## WRITTEN TASK
Could you write out the records below exactly as they appear?

## DATA LISTING
○ ○ ○
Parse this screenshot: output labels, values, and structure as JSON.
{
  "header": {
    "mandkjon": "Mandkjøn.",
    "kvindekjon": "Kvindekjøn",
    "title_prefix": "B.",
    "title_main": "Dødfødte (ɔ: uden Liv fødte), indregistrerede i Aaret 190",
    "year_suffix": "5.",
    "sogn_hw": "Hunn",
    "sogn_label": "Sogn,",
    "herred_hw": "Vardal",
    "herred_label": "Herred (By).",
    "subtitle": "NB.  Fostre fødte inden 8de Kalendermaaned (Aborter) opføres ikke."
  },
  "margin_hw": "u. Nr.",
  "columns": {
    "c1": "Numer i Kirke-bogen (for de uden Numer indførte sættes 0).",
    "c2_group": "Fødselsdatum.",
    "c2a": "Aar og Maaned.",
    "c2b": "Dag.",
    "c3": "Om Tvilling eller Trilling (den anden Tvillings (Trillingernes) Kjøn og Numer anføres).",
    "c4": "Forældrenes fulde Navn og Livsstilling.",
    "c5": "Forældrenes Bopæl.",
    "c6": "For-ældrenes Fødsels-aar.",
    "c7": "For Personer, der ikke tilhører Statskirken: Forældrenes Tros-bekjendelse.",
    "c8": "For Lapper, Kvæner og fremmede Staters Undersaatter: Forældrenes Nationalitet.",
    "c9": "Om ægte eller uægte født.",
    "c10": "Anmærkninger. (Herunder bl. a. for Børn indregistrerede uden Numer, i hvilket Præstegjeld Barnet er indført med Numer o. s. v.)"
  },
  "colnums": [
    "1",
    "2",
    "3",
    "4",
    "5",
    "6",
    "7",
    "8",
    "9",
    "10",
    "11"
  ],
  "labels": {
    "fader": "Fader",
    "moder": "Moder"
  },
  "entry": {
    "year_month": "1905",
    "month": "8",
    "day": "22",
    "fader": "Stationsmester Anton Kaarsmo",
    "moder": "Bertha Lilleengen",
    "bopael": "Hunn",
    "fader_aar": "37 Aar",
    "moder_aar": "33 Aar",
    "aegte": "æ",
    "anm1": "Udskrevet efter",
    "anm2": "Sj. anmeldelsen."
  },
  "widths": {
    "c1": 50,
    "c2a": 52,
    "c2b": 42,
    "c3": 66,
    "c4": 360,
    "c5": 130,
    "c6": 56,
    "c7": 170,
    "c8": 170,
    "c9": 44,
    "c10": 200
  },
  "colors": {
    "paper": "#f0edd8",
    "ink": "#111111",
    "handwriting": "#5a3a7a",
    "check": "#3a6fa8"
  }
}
○ ○ ○
## RESULT OF THIS EXERCISE
Parse this screenshot: output labels, values, and structure as JSON.
{
  "header": {
    "mandkjon": "Mandkjøn.",
    "kvindekjon": "Kvindekjøn",
    "title_prefix": "B.",
    "title_main": "Dødfødte (ɔ: uden Liv fødte), indregistrerede i Aaret 190",
    "year_suffix": "5.",
    "sogn_hw": "Hunn",
    "sogn_label": "Sogn,",
    "herred_hw": "Vardal",
    "herred_label": "Herred (By).",
    "subtitle": "NB.  Fostre fødte inden 8de Kalendermaaned (Aborter) opføres ikke."
  },
  "margin_hw": "u. Nr.",
  "columns": {
    "c1": "Numer i Kirke-bogen (for de uden Numer indførte sættes 0).",
    "c2_group": "Fødselsdatum.",
    "c2a": "Aar og Maaned.",
    "c2b": "Dag.",
    "c3": "Om Tvilling eller Trilling (den anden Tvillings (Trillingernes) Kjøn og Numer anføres).",
    "c4": "Forældrenes fulde Navn og Livsstilling.",
    "c5": "Forældrenes Bopæl.",
    "c6": "For-ældrenes Fødsels-aar.",
    "c7": "For Personer, der ikke tilhører Statskirken: Forældrenes Tros-bekjendelse.",
    "c8": "For Lapper, Kvæner og fremmede Staters Undersaatter: Forældrenes Nationalitet.",
    "c9": "Om ægte eller uægte født.",
    "c10": "Anmærkninger. (Herunder bl. a. for Børn indregistrerede uden Numer, i hvilket Præstegjeld Barnet er indført med Numer o. s. v.)"
  },
  "colnums": [
    "1",
    "2",
    "3",
    "4",
    "5",
    "6",
    "7",
    "8",
    "9",
    "10",
    "11"
  ],
  "labels": {
    "fader": "Fader",
    "moder": "Moder"
  },
  "entry": {
    "year_month": "1905",
    "month": "8",
    "day": "22",
    "fader": "Stationsmester Anton Kaarsmo",
    "moder": "Bertha Lilleengen",
    "bopael": "Hunn",
    "fader_aar": "37 Aar",
    "moder_aar": "33 Aar",
    "aegte": "æ",
    "anm1": "Udskrevet efter",
    "anm2": "Sj. anmeldelsen."
  },
  "widths": {
    "c1": 50,
    "c2a": 52,
    "c2b": 42,
    "c3": 66,
    "c4": 360,
    "c5": 130,
    "c6": 56,
    "c7": 170,
    "c8": 170,
    "c9": 44,
    "c10": 200
  },
  "colors": {
    "paper": "#f0edd8",
    "ink": "#111111",
    "handwriting": "#5a3a7a",
    "check": "#3a6fa8"
  }
}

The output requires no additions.